— start of Data section —

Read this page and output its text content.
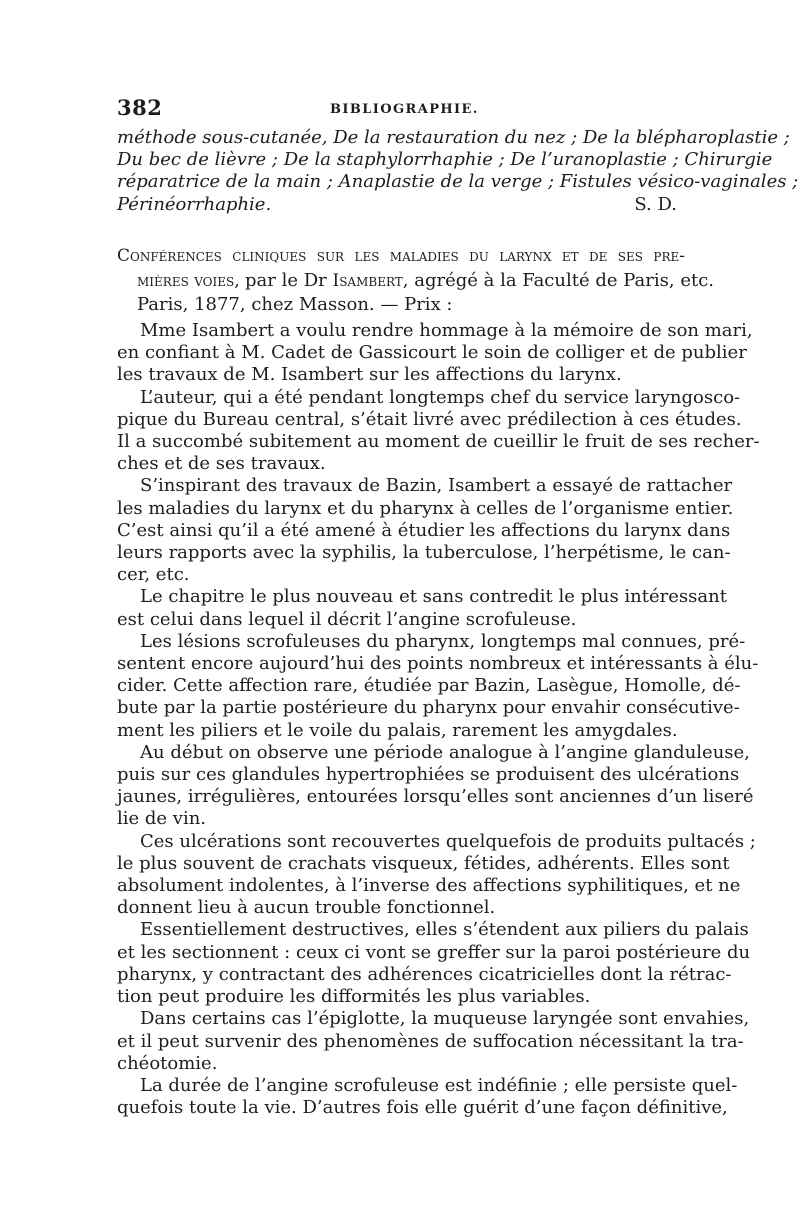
382	BIBLIOGRAPHIE.
méthode sous-cutanée, De la restauration du nez ; De la blépharoplastie ;
Du bec de lièvre ; De la staphylorrhaphie ; De l’uranoplastie ; Chirurgie
réparatrice de la main ; Anaplastie de la verge ; Fistules vésico-vaginales ;
Périnéorrhaphie.	S. D.
Conférences cliniques sur les maladies du larynx et de ses pre-
mières voies, par le Dr Isambert, agrégé à la Faculté de Paris, etc.
Paris, 1877, chez Masson. — Prix :
Mme Isambert a voulu rendre hommage à la mémoire de son mari,
en confiant à M. Cadet de Gassicourt le soin de colliger et de publier
les travaux de M. Isambert sur les affections du larynx.
L’auteur, qui a été pendant longtemps chef du service laryngosco-
pique du Bureau central, s’était livré avec prédilection à ces études.
Il a succombé subitement au moment de cueillir le fruit de ses recher-
ches et de ses travaux.
S’inspirant des travaux de Bazin, Isambert a essayé de rattacher
les maladies du larynx et du pharynx à celles de l’organisme entier.
C’est ainsi qu’il a été amené à étudier les affections du larynx dans
leurs rapports avec la syphilis, la tuberculose, l’herpétisme, le can-
cer, etc.
Le chapitre le plus nouveau et sans contredit le plus intéressant
est celui dans lequel il décrit l’angine scrofuleuse.
Les lésions scrofuleuses du pharynx, longtemps mal connues, pré-
sentent encore aujourd’hui des points nombreux et intéressants à élu-
cider. Cette affection rare, étudiée par Bazin, Lasègue, Homolle, dé-
bute par la partie postérieure du pharynx pour envahir consécutive-
ment les piliers et le voile du palais, rarement les amygdales.
Au début on observe une période analogue à l’angine glanduleuse,
puis sur ces glandules hypertrophiées se produisent des ulcérations
jaunes, irrégulières, entourées lorsqu’elles sont anciennes d’un liseré
lie de vin.
Ces ulcérations sont recouvertes quelquefois de produits pultacés ;
le plus souvent de crachats visqueux, fétides, adhérents. Elles sont
absolument indolentes, à l’inverse des affections syphilitiques, et ne
donnent lieu à aucun trouble fonctionnel.
Essentiellement destructives, elles s’étendent aux piliers du palais
et les sectionnent : ceux ci vont se greffer sur la paroi postérieure du
pharynx, y contractant des adhérences cicatricielles dont la rétrac-
tion peut produire les difformités les plus variables.
Dans certains cas l’épiglotte, la muqueuse laryngée sont envahies,
et il peut survenir des phenomènes de suffocation nécessitant la tra-
chéotomie.
La durée de l’angine scrofuleuse est indéfinie ; elle persiste quel-
quefois toute la vie. D’autres fois elle guérit d’une façon définitive,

— end of Data section —

[Exercise]
In the records above, locate every line with the string "affections" and copy it.

[Response]
les travaux de M. Isambert sur les affections du larynx.
C’est ainsi qu’il a été amené à étudier les affections du larynx dans
absolument indolentes, à l’inverse des affections syphilitiques, et ne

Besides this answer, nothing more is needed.